# [Part of a data file]
-=-=-=-=-
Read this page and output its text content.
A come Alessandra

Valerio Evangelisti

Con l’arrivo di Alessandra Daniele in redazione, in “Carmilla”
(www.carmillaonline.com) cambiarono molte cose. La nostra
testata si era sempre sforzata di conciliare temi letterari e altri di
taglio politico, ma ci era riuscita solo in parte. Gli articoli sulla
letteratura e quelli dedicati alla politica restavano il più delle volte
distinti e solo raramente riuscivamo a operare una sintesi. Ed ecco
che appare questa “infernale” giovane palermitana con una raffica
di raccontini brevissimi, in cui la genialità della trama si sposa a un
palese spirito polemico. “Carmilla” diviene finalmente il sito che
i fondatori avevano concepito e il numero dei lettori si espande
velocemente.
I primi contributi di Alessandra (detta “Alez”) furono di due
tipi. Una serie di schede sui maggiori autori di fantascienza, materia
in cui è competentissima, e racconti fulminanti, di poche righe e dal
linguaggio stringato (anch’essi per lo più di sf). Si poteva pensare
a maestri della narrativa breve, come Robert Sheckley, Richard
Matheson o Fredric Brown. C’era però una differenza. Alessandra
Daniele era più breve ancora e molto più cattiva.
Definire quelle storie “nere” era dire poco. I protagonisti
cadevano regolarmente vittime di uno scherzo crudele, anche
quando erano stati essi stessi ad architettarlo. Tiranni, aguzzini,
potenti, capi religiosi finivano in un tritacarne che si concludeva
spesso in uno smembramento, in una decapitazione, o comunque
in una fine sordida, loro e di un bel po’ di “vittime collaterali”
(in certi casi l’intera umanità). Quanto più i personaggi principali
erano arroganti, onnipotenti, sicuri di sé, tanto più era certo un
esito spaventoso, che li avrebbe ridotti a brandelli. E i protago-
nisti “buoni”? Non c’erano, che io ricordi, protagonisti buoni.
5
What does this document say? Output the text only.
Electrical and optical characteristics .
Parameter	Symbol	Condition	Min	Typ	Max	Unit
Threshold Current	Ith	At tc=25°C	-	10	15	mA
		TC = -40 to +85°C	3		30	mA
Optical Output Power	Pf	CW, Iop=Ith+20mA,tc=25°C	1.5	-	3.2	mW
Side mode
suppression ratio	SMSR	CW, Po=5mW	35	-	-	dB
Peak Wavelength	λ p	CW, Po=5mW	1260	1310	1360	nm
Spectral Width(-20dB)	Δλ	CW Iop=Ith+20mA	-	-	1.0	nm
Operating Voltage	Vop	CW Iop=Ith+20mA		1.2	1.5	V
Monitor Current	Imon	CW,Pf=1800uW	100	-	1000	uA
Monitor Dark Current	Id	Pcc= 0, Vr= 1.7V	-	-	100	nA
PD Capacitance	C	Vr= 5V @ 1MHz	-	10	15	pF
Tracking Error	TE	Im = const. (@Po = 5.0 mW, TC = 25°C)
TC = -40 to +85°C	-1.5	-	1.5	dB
-=-=-=-=-
# [TASK INSTRUCTIONS]
Each line from the one containing "What does this" to the final line of the entries above must be returned exactly, and no other line may appear.

# [RESULT FOR THIS EXERCISE]
What does this document say? Output the text only.
Electrical and optical characteristics .
Parameter	Symbol	Condition	Min	Typ	Max	Unit
Threshold Current	Ith	At tc=25°C	-	10	15	mA
		TC = -40 to +85°C	3		30	mA
Optical Output Power	Pf	CW, Iop=Ith+20mA,tc=25°C	1.5	-	3.2	mW
Side mode
suppression ratio	SMSR	CW, Po=5mW	35	-	-	dB
Peak Wavelength	λ p	CW, Po=5mW	1260	1310	1360	nm
Spectral Width(-20dB)	Δλ	CW Iop=Ith+20mA	-	-	1.0	nm
Operating Voltage	Vop	CW Iop=Ith+20mA		1.2	1.5	V
Monitor Current	Imon	CW,Pf=1800uW	100	-	1000	uA
Monitor Dark Current	Id	Pcc= 0, Vr= 1.7V	-	-	100	nA
PD Capacitance	C	Vr= 5V @ 1MHz	-	10	15	pF
Tracking Error	TE	Im = const. (@Po = 5.0 mW, TC = 25°C)
TC = -40 to +85°C	-1.5	-	1.5	dB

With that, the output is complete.